-- Begin --

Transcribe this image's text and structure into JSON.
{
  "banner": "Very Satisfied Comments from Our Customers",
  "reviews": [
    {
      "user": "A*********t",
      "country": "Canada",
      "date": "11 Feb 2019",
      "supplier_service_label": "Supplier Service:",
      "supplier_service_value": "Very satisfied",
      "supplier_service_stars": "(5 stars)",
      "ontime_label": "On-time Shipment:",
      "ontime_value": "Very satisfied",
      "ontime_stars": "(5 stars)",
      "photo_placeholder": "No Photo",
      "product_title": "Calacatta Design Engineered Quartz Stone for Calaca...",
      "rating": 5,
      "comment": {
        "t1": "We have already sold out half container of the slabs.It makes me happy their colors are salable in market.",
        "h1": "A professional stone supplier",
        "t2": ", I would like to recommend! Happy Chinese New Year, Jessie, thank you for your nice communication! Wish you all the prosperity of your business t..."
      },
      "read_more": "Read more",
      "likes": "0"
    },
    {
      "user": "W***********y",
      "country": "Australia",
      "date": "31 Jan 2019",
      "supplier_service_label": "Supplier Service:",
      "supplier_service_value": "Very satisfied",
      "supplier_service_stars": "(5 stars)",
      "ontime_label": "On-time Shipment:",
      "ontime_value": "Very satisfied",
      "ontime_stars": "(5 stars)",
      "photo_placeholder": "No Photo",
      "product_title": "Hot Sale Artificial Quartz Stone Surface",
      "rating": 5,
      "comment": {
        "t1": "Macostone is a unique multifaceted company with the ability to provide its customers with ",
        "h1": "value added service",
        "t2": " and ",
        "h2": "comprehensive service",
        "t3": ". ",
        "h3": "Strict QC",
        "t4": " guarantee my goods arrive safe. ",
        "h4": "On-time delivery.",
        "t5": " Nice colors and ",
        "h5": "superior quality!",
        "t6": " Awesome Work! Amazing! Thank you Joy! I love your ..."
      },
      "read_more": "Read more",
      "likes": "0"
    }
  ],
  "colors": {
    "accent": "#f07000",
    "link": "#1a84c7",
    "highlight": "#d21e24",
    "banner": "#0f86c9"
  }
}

-- End --

To do. Print the complete listing again, exactly as it stands.

Right answer.
Transcribe this image's text and structure into JSON.
{
  "banner": "Very Satisfied Comments from Our Customers",
  "reviews": [
    {
      "user": "A*********t",
      "country": "Canada",
      "date": "11 Feb 2019",
      "supplier_service_label": "Supplier Service:",
      "supplier_service_value": "Very satisfied",
      "supplier_service_stars": "(5 stars)",
      "ontime_label": "On-time Shipment:",
      "ontime_value": "Very satisfied",
      "ontime_stars": "(5 stars)",
      "photo_placeholder": "No Photo",
      "product_title": "Calacatta Design Engineered Quartz Stone for Calaca...",
      "rating": 5,
      "comment": {
        "t1": "We have already sold out half container of the slabs.It makes me happy their colors are salable in market.",
        "h1": "A professional stone supplier",
        "t2": ", I would like to recommend! Happy Chinese New Year, Jessie, thank you for your nice communication! Wish you all the prosperity of your business t..."
      },
      "read_more": "Read more",
      "likes": "0"
    },
    {
      "user": "W***********y",
      "country": "Australia",
      "date": "31 Jan 2019",
      "supplier_service_label": "Supplier Service:",
      "supplier_service_value": "Very satisfied",
      "supplier_service_stars": "(5 stars)",
      "ontime_label": "On-time Shipment:",
      "ontime_value": "Very satisfied",
      "ontime_stars": "(5 stars)",
      "photo_placeholder": "No Photo",
      "product_title": "Hot Sale Artificial Quartz Stone Surface",
      "rating": 5,
      "comment": {
        "t1": "Macostone is a unique multifaceted company with the ability to provide its customers with ",
        "h1": "value added service",
        "t2": " and ",
        "h2": "comprehensive service",
        "t3": ". ",
        "h3": "Strict QC",
        "t4": " guarantee my goods arrive safe. ",
        "h4": "On-time delivery.",
        "t5": " Nice colors and ",
        "h5": "superior quality!",
        "t6": " Awesome Work! Amazing! Thank you Joy! I love your ..."
      },
      "read_more": "Read more",
      "likes": "0"
    }
  ],
  "colors": {
    "accent": "#f07000",
    "link": "#1a84c7",
    "highlight": "#d21e24",
    "banner": "#0f86c9"
  }
}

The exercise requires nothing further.